(Stored entries)
☆ ☆ ☆ ☆ ☆

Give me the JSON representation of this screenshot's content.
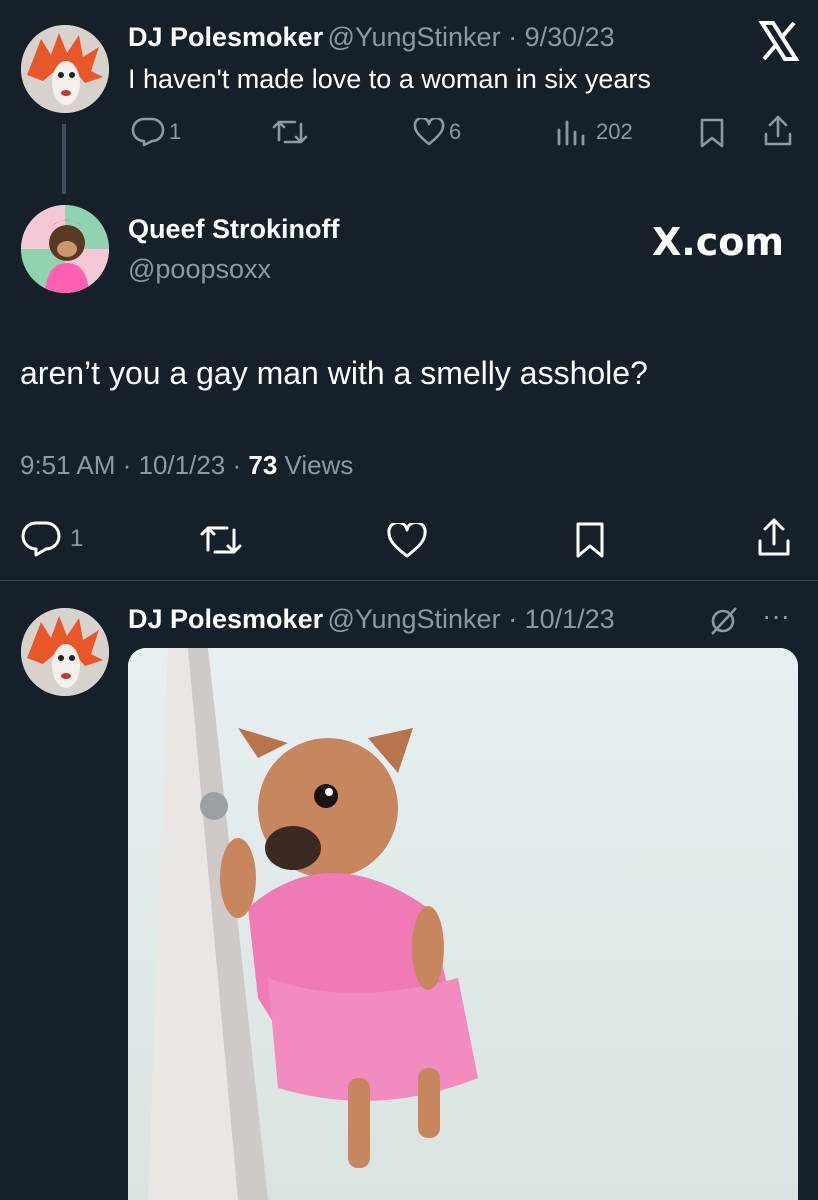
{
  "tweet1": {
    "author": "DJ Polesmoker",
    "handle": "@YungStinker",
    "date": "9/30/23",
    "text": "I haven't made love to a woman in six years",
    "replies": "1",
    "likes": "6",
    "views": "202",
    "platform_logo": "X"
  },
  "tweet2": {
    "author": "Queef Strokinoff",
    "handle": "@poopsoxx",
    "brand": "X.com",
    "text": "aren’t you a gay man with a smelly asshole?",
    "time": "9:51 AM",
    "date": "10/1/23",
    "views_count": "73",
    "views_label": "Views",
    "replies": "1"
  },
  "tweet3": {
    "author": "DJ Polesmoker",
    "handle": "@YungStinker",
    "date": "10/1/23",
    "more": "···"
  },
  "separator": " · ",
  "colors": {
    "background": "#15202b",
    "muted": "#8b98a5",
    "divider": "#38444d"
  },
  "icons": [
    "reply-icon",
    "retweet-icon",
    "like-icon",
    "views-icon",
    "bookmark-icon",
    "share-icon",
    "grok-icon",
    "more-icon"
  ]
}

☆ ☆ ☆ ☆ ☆

# GOAL OF THE EXERCISE
Reproduce the material above verbatim; omit every picture.

# CORRECT RESPONSE
Give me the JSON representation of this screenshot's content.
{
  "tweet1": {
    "author": "DJ Polesmoker",
    "handle": "@YungStinker",
    "date": "9/30/23",
    "text": "I haven't made love to a woman in six years",
    "replies": "1",
    "likes": "6",
    "views": "202",
    "platform_logo": "X"
  },
  "tweet2": {
    "author": "Queef Strokinoff",
    "handle": "@poopsoxx",
    "brand": "X.com",
    "text": "aren’t you a gay man with a smelly asshole?",
    "time": "9:51 AM",
    "date": "10/1/23",
    "views_count": "73",
    "views_label": "Views",
    "replies": "1"
  },
  "tweet3": {
    "author": "DJ Polesmoker",
    "handle": "@YungStinker",
    "date": "10/1/23",
    "more": "···"
  },
  "separator": " · ",
  "colors": {
    "background": "#15202b",
    "muted": "#8b98a5",
    "divider": "#38444d"
  },
  "icons": [
    "reply-icon",
    "retweet-icon",
    "like-icon",
    "views-icon",
    "bookmark-icon",
    "share-icon",
    "grok-icon",
    "more-icon"
  ]
}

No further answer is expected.